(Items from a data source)
-- BEGIN --
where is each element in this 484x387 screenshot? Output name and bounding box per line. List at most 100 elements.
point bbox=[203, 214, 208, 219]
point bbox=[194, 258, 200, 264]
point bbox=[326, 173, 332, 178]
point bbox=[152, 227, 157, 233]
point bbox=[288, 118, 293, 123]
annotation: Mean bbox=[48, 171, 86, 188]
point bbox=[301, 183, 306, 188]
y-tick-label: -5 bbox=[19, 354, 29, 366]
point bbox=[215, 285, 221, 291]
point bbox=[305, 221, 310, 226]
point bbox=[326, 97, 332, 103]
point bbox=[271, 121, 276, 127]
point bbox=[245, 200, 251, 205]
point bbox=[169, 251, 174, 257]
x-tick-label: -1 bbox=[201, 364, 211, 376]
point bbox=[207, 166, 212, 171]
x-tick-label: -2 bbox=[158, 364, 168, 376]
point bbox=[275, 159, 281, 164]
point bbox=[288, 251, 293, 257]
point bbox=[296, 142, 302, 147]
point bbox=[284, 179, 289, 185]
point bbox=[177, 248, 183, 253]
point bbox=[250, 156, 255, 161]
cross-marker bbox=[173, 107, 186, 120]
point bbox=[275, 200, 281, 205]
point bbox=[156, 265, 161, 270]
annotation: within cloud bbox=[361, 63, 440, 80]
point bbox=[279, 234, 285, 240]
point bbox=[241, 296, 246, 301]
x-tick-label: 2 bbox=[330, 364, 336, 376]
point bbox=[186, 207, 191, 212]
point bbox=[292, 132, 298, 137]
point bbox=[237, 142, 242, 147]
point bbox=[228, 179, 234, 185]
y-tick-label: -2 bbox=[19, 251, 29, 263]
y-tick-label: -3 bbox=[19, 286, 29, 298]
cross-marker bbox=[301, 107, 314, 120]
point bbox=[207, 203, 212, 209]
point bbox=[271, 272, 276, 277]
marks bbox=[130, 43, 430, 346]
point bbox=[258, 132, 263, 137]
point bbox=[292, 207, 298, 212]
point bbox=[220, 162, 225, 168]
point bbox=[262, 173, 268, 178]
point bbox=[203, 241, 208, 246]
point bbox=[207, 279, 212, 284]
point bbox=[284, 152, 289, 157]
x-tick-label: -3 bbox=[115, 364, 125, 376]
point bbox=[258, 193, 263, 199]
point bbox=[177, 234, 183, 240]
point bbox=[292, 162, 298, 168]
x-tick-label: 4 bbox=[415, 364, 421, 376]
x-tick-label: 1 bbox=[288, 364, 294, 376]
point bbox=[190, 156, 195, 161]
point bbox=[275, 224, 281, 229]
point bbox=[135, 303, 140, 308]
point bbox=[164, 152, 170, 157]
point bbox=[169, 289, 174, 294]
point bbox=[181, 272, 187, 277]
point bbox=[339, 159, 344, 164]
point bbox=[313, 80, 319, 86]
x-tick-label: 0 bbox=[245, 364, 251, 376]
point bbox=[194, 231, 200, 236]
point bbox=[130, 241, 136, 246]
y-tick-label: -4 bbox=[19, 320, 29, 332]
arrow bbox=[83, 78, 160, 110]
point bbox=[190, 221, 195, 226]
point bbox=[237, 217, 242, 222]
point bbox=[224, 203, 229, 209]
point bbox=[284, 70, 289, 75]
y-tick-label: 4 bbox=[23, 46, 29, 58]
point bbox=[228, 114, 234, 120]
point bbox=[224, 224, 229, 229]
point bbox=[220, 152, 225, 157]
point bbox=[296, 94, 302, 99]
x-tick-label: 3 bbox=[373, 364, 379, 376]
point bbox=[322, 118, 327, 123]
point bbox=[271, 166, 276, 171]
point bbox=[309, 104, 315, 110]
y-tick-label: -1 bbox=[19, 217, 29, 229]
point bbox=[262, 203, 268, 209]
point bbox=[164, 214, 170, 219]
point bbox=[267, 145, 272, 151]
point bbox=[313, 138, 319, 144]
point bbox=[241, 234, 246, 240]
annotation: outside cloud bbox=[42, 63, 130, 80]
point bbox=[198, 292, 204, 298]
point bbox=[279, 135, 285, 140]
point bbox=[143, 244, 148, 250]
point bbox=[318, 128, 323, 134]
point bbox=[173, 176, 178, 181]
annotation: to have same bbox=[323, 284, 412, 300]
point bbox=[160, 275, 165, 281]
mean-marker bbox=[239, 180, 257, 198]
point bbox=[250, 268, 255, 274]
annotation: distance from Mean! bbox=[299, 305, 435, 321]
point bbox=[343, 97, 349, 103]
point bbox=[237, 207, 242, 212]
-- END --
- **Requirements**
Copy all of the items above word for word, keeping every line unchanged.

- **Solution below**
where is each element in this 484x387 screenshot? Output name and bounding box per line. List at most 100 elements.
point bbox=[203, 214, 208, 219]
point bbox=[194, 258, 200, 264]
point bbox=[326, 173, 332, 178]
point bbox=[152, 227, 157, 233]
point bbox=[288, 118, 293, 123]
annotation: Mean bbox=[48, 171, 86, 188]
point bbox=[301, 183, 306, 188]
y-tick-label: -5 bbox=[19, 354, 29, 366]
point bbox=[215, 285, 221, 291]
point bbox=[305, 221, 310, 226]
point bbox=[326, 97, 332, 103]
point bbox=[271, 121, 276, 127]
point bbox=[245, 200, 251, 205]
point bbox=[169, 251, 174, 257]
x-tick-label: -1 bbox=[201, 364, 211, 376]
point bbox=[207, 166, 212, 171]
x-tick-label: -2 bbox=[158, 364, 168, 376]
point bbox=[275, 159, 281, 164]
point bbox=[288, 251, 293, 257]
point bbox=[296, 142, 302, 147]
point bbox=[284, 179, 289, 185]
point bbox=[177, 248, 183, 253]
point bbox=[250, 156, 255, 161]
cross-marker bbox=[173, 107, 186, 120]
point bbox=[275, 200, 281, 205]
point bbox=[156, 265, 161, 270]
annotation: within cloud bbox=[361, 63, 440, 80]
point bbox=[279, 234, 285, 240]
point bbox=[241, 296, 246, 301]
x-tick-label: 2 bbox=[330, 364, 336, 376]
point bbox=[186, 207, 191, 212]
point bbox=[292, 132, 298, 137]
point bbox=[237, 142, 242, 147]
point bbox=[228, 179, 234, 185]
y-tick-label: -2 bbox=[19, 251, 29, 263]
y-tick-label: -3 bbox=[19, 286, 29, 298]
cross-marker bbox=[301, 107, 314, 120]
point bbox=[207, 203, 212, 209]
point bbox=[271, 272, 276, 277]
marks bbox=[130, 43, 430, 346]
point bbox=[258, 132, 263, 137]
point bbox=[292, 207, 298, 212]
point bbox=[220, 162, 225, 168]
point bbox=[262, 173, 268, 178]
point bbox=[203, 241, 208, 246]
point bbox=[207, 279, 212, 284]
point bbox=[284, 152, 289, 157]
x-tick-label: -3 bbox=[115, 364, 125, 376]
point bbox=[258, 193, 263, 199]
point bbox=[177, 234, 183, 240]
point bbox=[292, 162, 298, 168]
x-tick-label: 4 bbox=[415, 364, 421, 376]
x-tick-label: 1 bbox=[288, 364, 294, 376]
point bbox=[190, 156, 195, 161]
point bbox=[275, 224, 281, 229]
point bbox=[135, 303, 140, 308]
point bbox=[164, 152, 170, 157]
point bbox=[169, 289, 174, 294]
point bbox=[181, 272, 187, 277]
point bbox=[339, 159, 344, 164]
point bbox=[313, 80, 319, 86]
x-tick-label: 0 bbox=[245, 364, 251, 376]
point bbox=[194, 231, 200, 236]
point bbox=[130, 241, 136, 246]
y-tick-label: -4 bbox=[19, 320, 29, 332]
arrow bbox=[83, 78, 160, 110]
point bbox=[190, 221, 195, 226]
point bbox=[237, 217, 242, 222]
point bbox=[224, 203, 229, 209]
point bbox=[284, 70, 289, 75]
y-tick-label: 4 bbox=[23, 46, 29, 58]
point bbox=[228, 114, 234, 120]
point bbox=[224, 224, 229, 229]
point bbox=[220, 152, 225, 157]
point bbox=[296, 94, 302, 99]
x-tick-label: 3 bbox=[373, 364, 379, 376]
point bbox=[322, 118, 327, 123]
point bbox=[271, 166, 276, 171]
point bbox=[309, 104, 315, 110]
y-tick-label: -1 bbox=[19, 217, 29, 229]
point bbox=[262, 203, 268, 209]
point bbox=[164, 214, 170, 219]
point bbox=[267, 145, 272, 151]
point bbox=[313, 138, 319, 144]
point bbox=[241, 234, 246, 240]
annotation: outside cloud bbox=[42, 63, 130, 80]
point bbox=[198, 292, 204, 298]
point bbox=[279, 135, 285, 140]
point bbox=[143, 244, 148, 250]
point bbox=[318, 128, 323, 134]
point bbox=[173, 176, 178, 181]
annotation: to have same bbox=[323, 284, 412, 300]
point bbox=[160, 275, 165, 281]
mean-marker bbox=[239, 180, 257, 198]
point bbox=[250, 268, 255, 274]
annotation: distance from Mean! bbox=[299, 305, 435, 321]
point bbox=[343, 97, 349, 103]
point bbox=[237, 207, 242, 212]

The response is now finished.